(Image element box records)
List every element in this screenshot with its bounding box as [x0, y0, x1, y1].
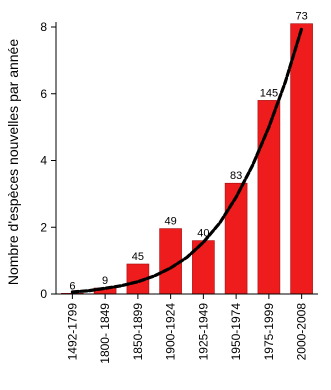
y-tick-label-4: 8 [40, 20, 47, 34]
data-label-1: 9 [102, 275, 108, 287]
x-tick-label-2: 1850-1899 [131, 303, 145, 361]
bar-7 [290, 23, 313, 295]
x-tick-label-5: 1950-1974 [229, 303, 243, 361]
x-tick-label-4: 1925-1949 [196, 303, 210, 361]
y-tick-label-1: 2 [40, 220, 47, 234]
x-tick-label-6: 1975-1999 [262, 303, 276, 361]
x-tick-label-3: 1900-1924 [164, 303, 178, 361]
data-label-7: 73 [295, 11, 307, 23]
x-tick-label-1: 1800- 1849 [98, 303, 112, 364]
data-label-6: 145 [260, 87, 278, 99]
y-axis-label: Nombre d'espèces nouvelles par année [5, 39, 21, 285]
y-tick-label-0: 0 [40, 287, 47, 301]
data-label-5: 83 [230, 170, 242, 182]
trend-curve [70, 27, 304, 294]
data-label-2: 45 [132, 251, 144, 263]
x-tick-label-7: 2000-2008 [295, 303, 309, 361]
y-tick-label-3: 6 [40, 87, 47, 101]
data-label-3: 49 [164, 216, 176, 228]
x-tick-label-0: 1492-1799 [65, 303, 79, 361]
y-tick-label-2: 4 [40, 154, 47, 168]
data-label-0: 6 [69, 280, 75, 292]
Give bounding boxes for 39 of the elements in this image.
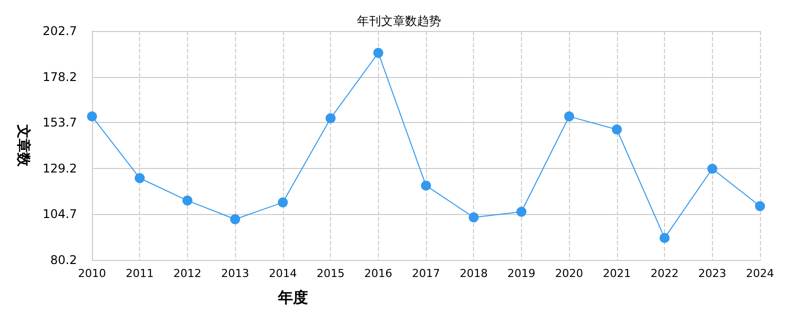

Set exercise - Write out each line of the records above word for word, omitting the pictures.

Output of the task -
List every element in this screenshot with its bounding box as [x0, y0, x1, y1].
y-tick-label-4: 8 [40, 20, 47, 34]
data-label-1: 9 [102, 275, 108, 287]
x-tick-label-2: 1850-1899 [131, 303, 145, 361]
bar-7 [290, 23, 313, 295]
x-tick-label-5: 1950-1974 [229, 303, 243, 361]
x-tick-label-4: 1925-1949 [196, 303, 210, 361]
y-tick-label-1: 2 [40, 220, 47, 234]
x-tick-label-6: 1975-1999 [262, 303, 276, 361]
x-tick-label-3: 1900-1924 [164, 303, 178, 361]
data-label-7: 73 [295, 11, 307, 23]
x-tick-label-1: 1800- 1849 [98, 303, 112, 364]
data-label-6: 145 [260, 87, 278, 99]
y-axis-label: Nombre d'espèces nouvelles par année [5, 39, 21, 285]
y-tick-label-0: 0 [40, 287, 47, 301]
data-label-5: 83 [230, 170, 242, 182]
trend-curve [70, 27, 304, 294]
data-label-2: 45 [132, 251, 144, 263]
x-tick-label-7: 2000-2008 [295, 303, 309, 361]
y-tick-label-3: 6 [40, 87, 47, 101]
data-label-3: 49 [164, 216, 176, 228]
x-tick-label-0: 1492-1799 [65, 303, 79, 361]
y-tick-label-2: 4 [40, 154, 47, 168]
data-label-0: 6 [69, 280, 75, 292]
Give bounding boxes for 39 of the elements in this image.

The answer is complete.